**YOUR TASK**
Return every record below exactly as written, but leave out the pictures.

**DATA SHOWN**
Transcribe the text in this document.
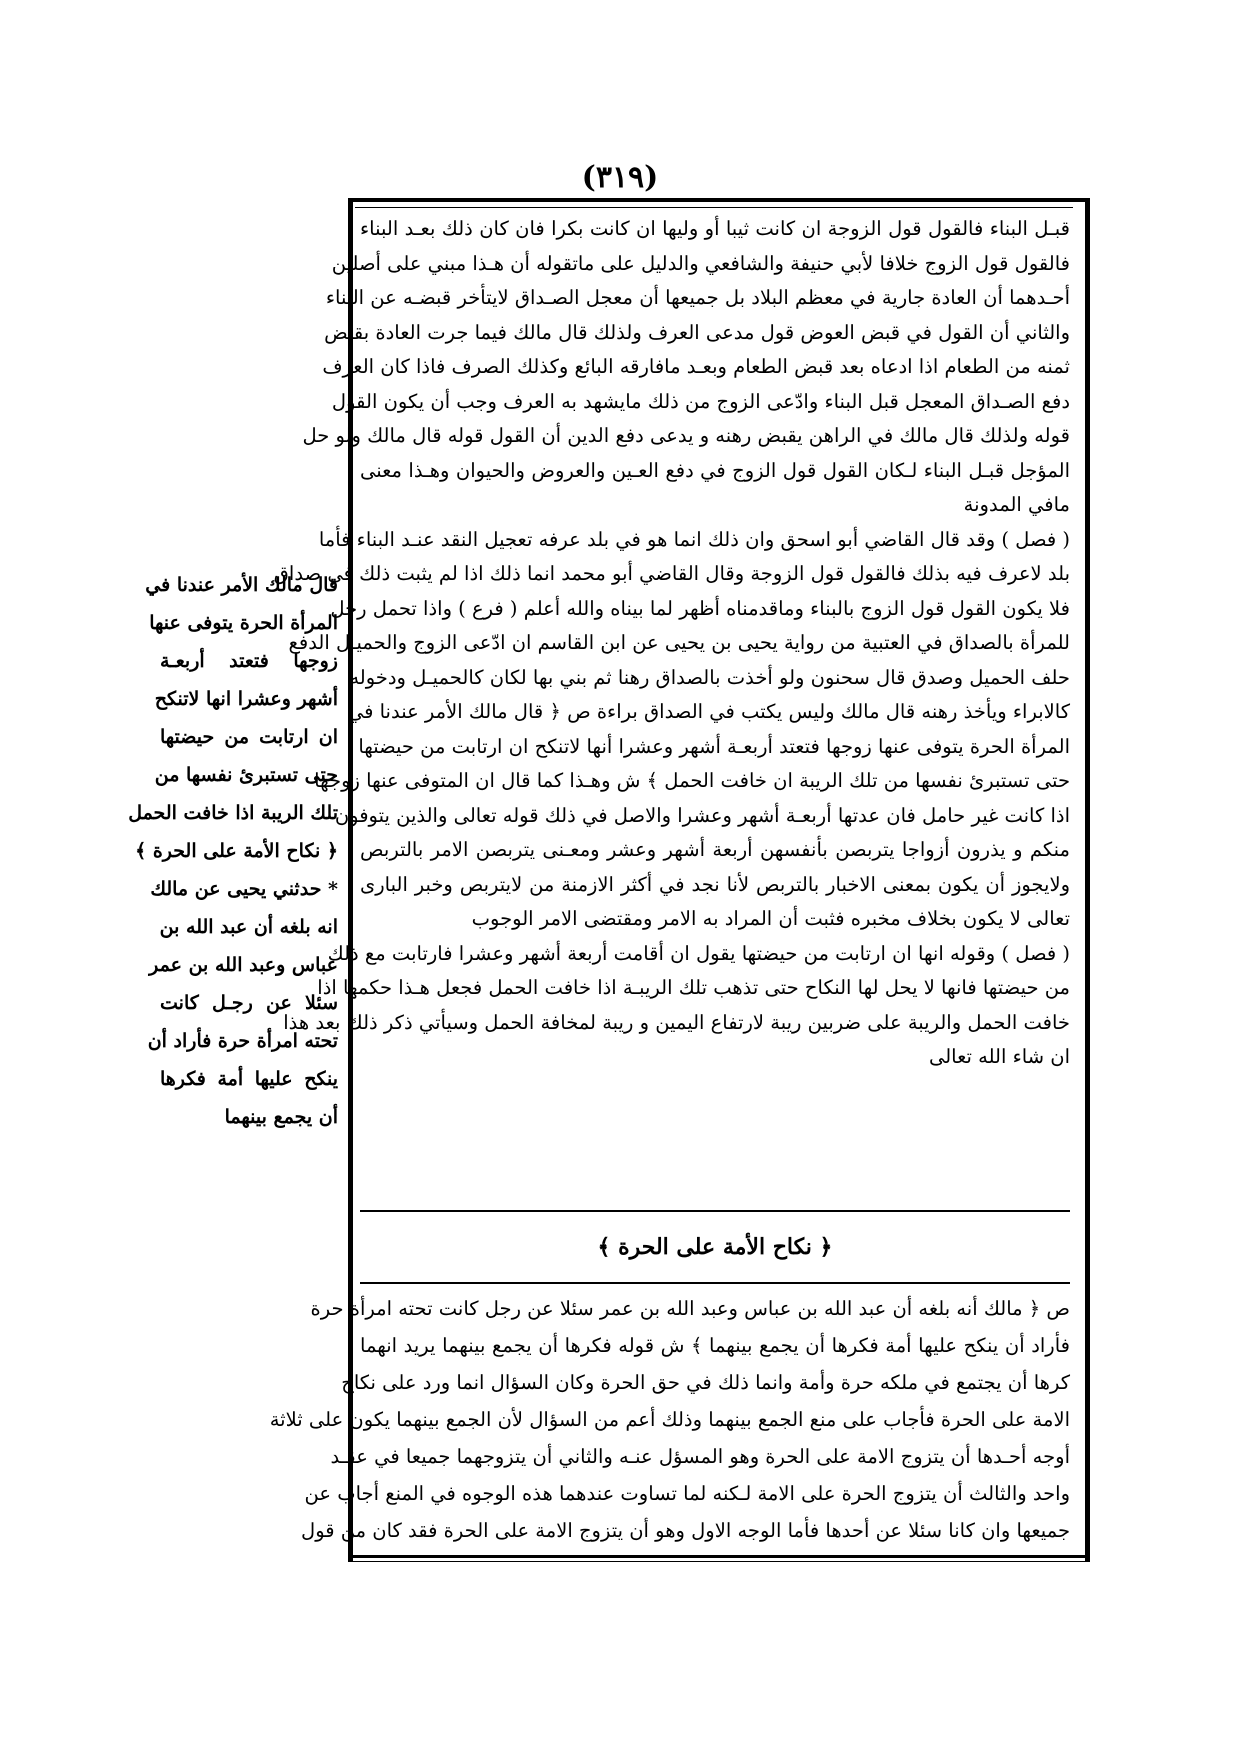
(٣١٩)
قبـل البناء فالقول قول الزوجة ان كانت ثيبا أو وليها ان كانت بكرا فان كان ذلك بعـد البناء
فالقول قول الزوج خلافا لأبي حنيفة والشافعي والدليل على ماتقوله أن هـذا مبني على أصلين
أحـدهما أن العادة جارية في معظم البلاد بل جميعها أن معجل الصـداق لايتأخر قبضـه عن البناء
والثاني أن القول في قبض العوض قول مدعى العرف ولذلك قال مالك فيما جرت العادة بقبض
ثمنه من الطعام اذا ادعاه بعد قبض الطعام وبعـد مافارقه البائع وكذلك الصرف فاذا كان العرف
دفع الصـداق المعجل قبل البناء وادّعى الزوج من ذلك مايشهد به العرف وجب أن يكون القول
قوله ولذلك قال مالك في الراهن يقبض رهنه و يدعى دفع الدين أن القول قوله قال مالك ولو حل
المؤجل قبـل البناء لـكان القول قول الزوج في دفع العـين والعروض والحيوان وهـذا معنى
مافي المدونة
( فصل ) وقد قال القاضي أبو اسحق وان ذلك انما هو في بلد عرفه تعجيل النقد عنـد البناء فأما
بلد لاعرف فيه بذلك فالقول قول الزوجة وقال القاضي أبو محمد انما ذلك اذا لم يثبت ذلك في صداق
فلا يكون القول قول الزوج بالبناء وماقدمناه أظهر لما بيناه والله أعلم ( فرع ) واذا تحمل رجل
للمرأة بالصداق في العتبية من رواية يحيى بن يحيى عن ابن القاسم ان ادّعى الزوج والحميـل الدفع
حلف الحميل وصدق قال سحنون ولو أخذت بالصداق رهنا ثم بني بها لكان كالحميـل ودخوله
كالابراء ويأخذ رهنه قال مالك وليس يكتب في الصداق براءة ص ﴿ قال مالك الأمر عندنا في
المرأة الحرة يتوفى عنها زوجها فتعتد أربعـة أشهر وعشرا أنها لاتنكح ان ارتابت من حيضتها
حتى تستبرئ نفسها من تلك الريبة ان خافت الحمل ﴾ ش وهـذا كما قال ان المتوفى عنها زوجها
اذا كانت غير حامل فان عدتها أربعـة أشهر وعشرا والاصل في ذلك قوله تعالى والذين يتوفون
منكم و يذرون أزواجا يتربصن بأنفسهن أربعة أشهر وعشر ومعـنى يتربصن الامر بالتربص
ولايجوز أن يكون بمعنى الاخبار بالتربص لأنا نجد في أكثر الازمنة من لايتربص وخبر البارى
تعالى لا يكون بخلاف مخبره فثبت أن المراد به الامر ومقتضى الامر الوجوب
( فصل ) وقوله انها ان ارتابت من حيضتها يقول ان أقامت أربعة أشهر وعشرا فارتابت مع ذلك
من حيضتها فانها لا يحل لها النكاح حتى تذهب تلك الريبـة اذا خافت الحمل فجعل هـذا حكمها اذا
خافت الحمل والريبة على ضربين ريبة لارتفاع اليمين و ريبة لمخافة الحمل وسيأتي ذكر ذلك بعد هذا
ان شاء الله تعالى
﴿ نكاح الأمة على الحرة ﴾
ص ﴿ مالك أنه بلغه أن عبد الله بن عباس وعبد الله بن عمر سئلا عن رجل كانت تحته امرأة حرة
فأراد أن ينكح عليها أمة فكرها أن يجمع بينهما ﴾ ش قوله فكرها أن يجمع بينهما يريد انهما
كرها أن يجتمع في ملكه حرة وأمة وانما ذلك في حق الحرة وكان السؤال انما ورد على نكاح
الامة على الحرة فأجاب على منع الجمع بينهما وذلك أعم من السؤال لأن الجمع بينهما يكون على ثلاثة
أوجه أحـدها أن يتزوج الامة على الحرة وهو المسؤل عنـه والثاني أن يتزوجهما جميعا في عقـد
واحد والثالث أن يتزوج الحرة على الامة لـكنه لما تساوت عندهما هذه الوجوه في المنع أجاب عن
جميعها وان كانا سئلا عن أحدها فأما الوجه الاول وهو أن يتزوج الامة على الحرة فقد كان من قول
قال مالك الأمر عندنا في
المرأة الحرة يتوفى عنها
زوجها فتعتد أربعـة
أشهر وعشرا انها لاتنكح
ان ارتابت من حيضتها
حتى تستبرئ نفسها من
تلك الريبة اذا خافت الحمل
﴿ نكاح الأمة على الحرة ﴾
* حدثني يحيى عن مالك
انه بلغه أن عبد الله بن
عباس وعبد الله بن عمر
سئلا عن رجـل كانت
تحته امرأة حرة فأراد أن
ينكح عليها أمة فكرها
أن يجمع بينهما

**EXERCISE OUTPUT**
Transcribe the text in this document.
(٣١٩)
قبـل البناء فالقول قول الزوجة ان كانت ثيبا أو وليها ان كانت بكرا فان كان ذلك بعـد البناء
فالقول قول الزوج خلافا لأبي حنيفة والشافعي والدليل على ماتقوله أن هـذا مبني على أصلين
أحـدهما أن العادة جارية في معظم البلاد بل جميعها أن معجل الصـداق لايتأخر قبضـه عن البناء
والثاني أن القول في قبض العوض قول مدعى العرف ولذلك قال مالك فيما جرت العادة بقبض
ثمنه من الطعام اذا ادعاه بعد قبض الطعام وبعـد مافارقه البائع وكذلك الصرف فاذا كان العرف
دفع الصـداق المعجل قبل البناء وادّعى الزوج من ذلك مايشهد به العرف وجب أن يكون القول
قوله ولذلك قال مالك في الراهن يقبض رهنه و يدعى دفع الدين أن القول قوله قال مالك ولو حل
المؤجل قبـل البناء لـكان القول قول الزوج في دفع العـين والعروض والحيوان وهـذا معنى
مافي المدونة
( فصل ) وقد قال القاضي أبو اسحق وان ذلك انما هو في بلد عرفه تعجيل النقد عنـد البناء فأما
بلد لاعرف فيه بذلك فالقول قول الزوجة وقال القاضي أبو محمد انما ذلك اذا لم يثبت ذلك في صداق
فلا يكون القول قول الزوج بالبناء وماقدمناه أظهر لما بيناه والله أعلم ( فرع ) واذا تحمل رجل
للمرأة بالصداق في العتبية من رواية يحيى بن يحيى عن ابن القاسم ان ادّعى الزوج والحميـل الدفع
حلف الحميل وصدق قال سحنون ولو أخذت بالصداق رهنا ثم بني بها لكان كالحميـل ودخوله
كالابراء ويأخذ رهنه قال مالك وليس يكتب في الصداق براءة ص ﴿ قال مالك الأمر عندنا في
المرأة الحرة يتوفى عنها زوجها فتعتد أربعـة أشهر وعشرا أنها لاتنكح ان ارتابت من حيضتها
حتى تستبرئ نفسها من تلك الريبة ان خافت الحمل ﴾ ش وهـذا كما قال ان المتوفى عنها زوجها
اذا كانت غير حامل فان عدتها أربعـة أشهر وعشرا والاصل في ذلك قوله تعالى والذين يتوفون
منكم و يذرون أزواجا يتربصن بأنفسهن أربعة أشهر وعشر ومعـنى يتربصن الامر بالتربص
ولايجوز أن يكون بمعنى الاخبار بالتربص لأنا نجد في أكثر الازمنة من لايتربص وخبر البارى
تعالى لا يكون بخلاف مخبره فثبت أن المراد به الامر ومقتضى الامر الوجوب
( فصل ) وقوله انها ان ارتابت من حيضتها يقول ان أقامت أربعة أشهر وعشرا فارتابت مع ذلك
من حيضتها فانها لا يحل لها النكاح حتى تذهب تلك الريبـة اذا خافت الحمل فجعل هـذا حكمها اذا
خافت الحمل والريبة على ضربين ريبة لارتفاع اليمين و ريبة لمخافة الحمل وسيأتي ذكر ذلك بعد هذا
ان شاء الله تعالى
﴿ نكاح الأمة على الحرة ﴾
ص ﴿ مالك أنه بلغه أن عبد الله بن عباس وعبد الله بن عمر سئلا عن رجل كانت تحته امرأة حرة
فأراد أن ينكح عليها أمة فكرها أن يجمع بينهما ﴾ ش قوله فكرها أن يجمع بينهما يريد انهما
كرها أن يجتمع في ملكه حرة وأمة وانما ذلك في حق الحرة وكان السؤال انما ورد على نكاح
الامة على الحرة فأجاب على منع الجمع بينهما وذلك أعم من السؤال لأن الجمع بينهما يكون على ثلاثة
أوجه أحـدها أن يتزوج الامة على الحرة وهو المسؤل عنـه والثاني أن يتزوجهما جميعا في عقـد
واحد والثالث أن يتزوج الحرة على الامة لـكنه لما تساوت عندهما هذه الوجوه في المنع أجاب عن
جميعها وان كانا سئلا عن أحدها فأما الوجه الاول وهو أن يتزوج الامة على الحرة فقد كان من قول
قال مالك الأمر عندنا في
المرأة الحرة يتوفى عنها
زوجها فتعتد أربعـة
أشهر وعشرا انها لاتنكح
ان ارتابت من حيضتها
حتى تستبرئ نفسها من
تلك الريبة اذا خافت الحمل
﴿ نكاح الأمة على الحرة ﴾
* حدثني يحيى عن مالك
انه بلغه أن عبد الله بن
عباس وعبد الله بن عمر
سئلا عن رجـل كانت
تحته امرأة حرة فأراد أن
ينكح عليها أمة فكرها
أن يجمع بينهما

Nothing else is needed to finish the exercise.